Start

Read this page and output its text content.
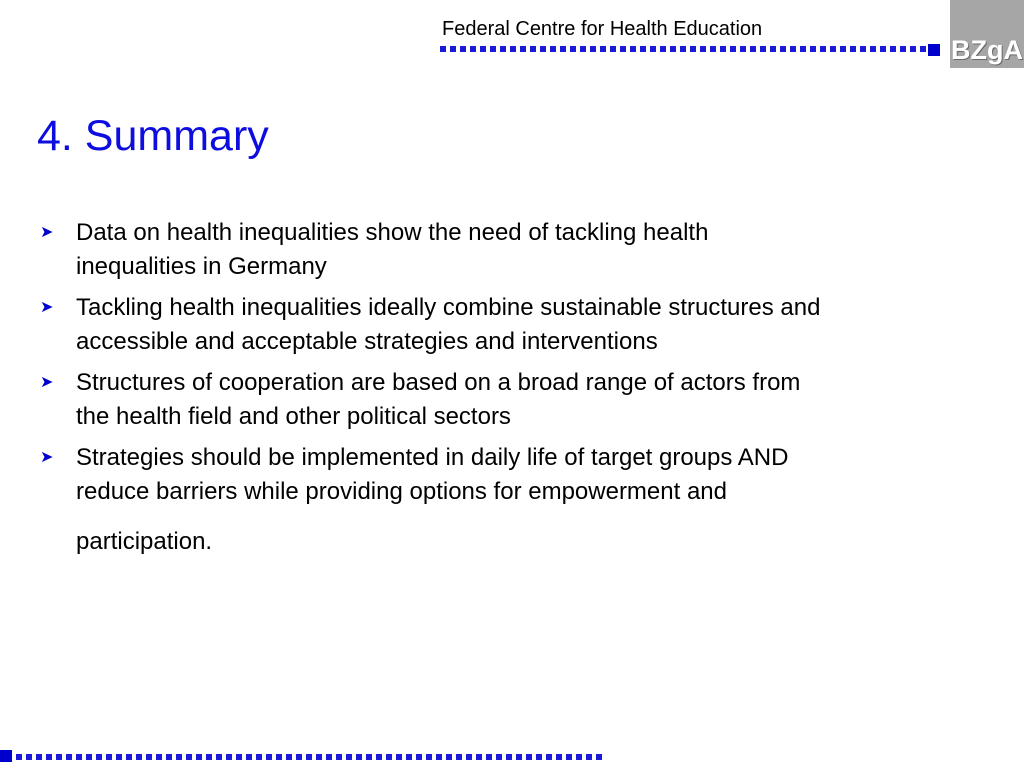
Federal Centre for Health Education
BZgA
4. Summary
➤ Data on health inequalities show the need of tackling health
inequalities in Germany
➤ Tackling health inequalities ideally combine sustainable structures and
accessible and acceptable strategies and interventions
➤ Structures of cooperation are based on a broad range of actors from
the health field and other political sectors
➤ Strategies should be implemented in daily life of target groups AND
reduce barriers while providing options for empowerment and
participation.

End

REQUIREMENT: From the entries above, output every line exactly and omit any image.

SOLUTION TO THE EXERCISE:
Read this page and output its text content.
Federal Centre for Health Education
BZgA
4. Summary
➤ Data on health inequalities show the need of tackling health
inequalities in Germany
➤ Tackling health inequalities ideally combine sustainable structures and
accessible and acceptable strategies and interventions
➤ Structures of cooperation are based on a broad range of actors from
the health field and other political sectors
➤ Strategies should be implemented in daily life of target groups AND
reduce barriers while providing options for empowerment and
participation.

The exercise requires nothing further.